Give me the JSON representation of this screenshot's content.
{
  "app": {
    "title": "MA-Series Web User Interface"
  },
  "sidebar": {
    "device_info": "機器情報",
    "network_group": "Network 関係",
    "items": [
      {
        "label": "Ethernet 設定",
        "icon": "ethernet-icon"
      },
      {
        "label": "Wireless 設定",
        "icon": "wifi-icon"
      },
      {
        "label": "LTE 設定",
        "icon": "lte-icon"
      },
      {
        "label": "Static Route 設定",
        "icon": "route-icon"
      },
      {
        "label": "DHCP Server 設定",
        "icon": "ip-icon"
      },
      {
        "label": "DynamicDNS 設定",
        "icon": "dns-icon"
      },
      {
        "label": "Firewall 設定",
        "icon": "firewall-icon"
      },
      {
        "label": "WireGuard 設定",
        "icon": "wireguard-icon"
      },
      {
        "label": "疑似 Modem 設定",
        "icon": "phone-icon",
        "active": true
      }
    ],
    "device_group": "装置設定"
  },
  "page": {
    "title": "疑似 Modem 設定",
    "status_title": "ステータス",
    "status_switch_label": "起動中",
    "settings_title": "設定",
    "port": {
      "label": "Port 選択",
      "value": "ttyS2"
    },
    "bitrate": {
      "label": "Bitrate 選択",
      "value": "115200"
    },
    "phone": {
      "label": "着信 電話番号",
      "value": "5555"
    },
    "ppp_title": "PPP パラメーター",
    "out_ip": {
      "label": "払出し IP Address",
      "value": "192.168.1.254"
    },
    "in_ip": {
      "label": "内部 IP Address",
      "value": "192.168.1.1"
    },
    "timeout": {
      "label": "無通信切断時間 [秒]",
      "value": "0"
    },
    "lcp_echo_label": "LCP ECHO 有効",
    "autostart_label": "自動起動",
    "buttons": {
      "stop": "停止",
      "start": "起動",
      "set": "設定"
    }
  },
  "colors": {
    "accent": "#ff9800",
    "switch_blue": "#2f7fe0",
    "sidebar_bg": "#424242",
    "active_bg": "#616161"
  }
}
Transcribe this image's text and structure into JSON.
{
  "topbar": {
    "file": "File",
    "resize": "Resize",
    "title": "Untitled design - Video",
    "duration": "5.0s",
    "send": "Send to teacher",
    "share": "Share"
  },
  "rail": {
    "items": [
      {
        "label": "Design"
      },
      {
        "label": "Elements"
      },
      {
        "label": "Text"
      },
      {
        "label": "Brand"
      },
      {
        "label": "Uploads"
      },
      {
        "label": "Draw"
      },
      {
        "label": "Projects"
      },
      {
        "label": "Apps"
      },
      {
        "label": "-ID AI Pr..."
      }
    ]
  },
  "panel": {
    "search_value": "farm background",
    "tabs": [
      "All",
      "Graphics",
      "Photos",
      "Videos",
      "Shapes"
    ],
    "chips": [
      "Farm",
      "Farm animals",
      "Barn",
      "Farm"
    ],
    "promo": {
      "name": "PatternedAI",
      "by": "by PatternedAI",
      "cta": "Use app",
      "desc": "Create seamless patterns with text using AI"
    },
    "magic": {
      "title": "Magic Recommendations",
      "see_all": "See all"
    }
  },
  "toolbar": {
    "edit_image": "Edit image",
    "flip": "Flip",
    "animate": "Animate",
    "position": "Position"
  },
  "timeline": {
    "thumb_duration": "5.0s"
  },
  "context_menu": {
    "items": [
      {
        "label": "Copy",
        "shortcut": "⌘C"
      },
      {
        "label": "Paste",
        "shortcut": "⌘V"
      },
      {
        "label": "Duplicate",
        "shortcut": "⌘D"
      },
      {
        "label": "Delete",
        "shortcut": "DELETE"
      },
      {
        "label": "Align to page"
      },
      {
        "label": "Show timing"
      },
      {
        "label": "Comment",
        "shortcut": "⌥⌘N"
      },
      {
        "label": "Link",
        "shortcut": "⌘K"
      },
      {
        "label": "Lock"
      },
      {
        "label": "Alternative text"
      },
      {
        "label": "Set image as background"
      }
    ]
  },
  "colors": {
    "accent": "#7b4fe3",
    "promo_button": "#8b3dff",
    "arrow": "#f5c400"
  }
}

# [JOB]
Sift the material for lines with the string "background". Copy each one found.

# [TASK SOLUTION]
    "search_value": "farm background",
        "label": "Set image as background"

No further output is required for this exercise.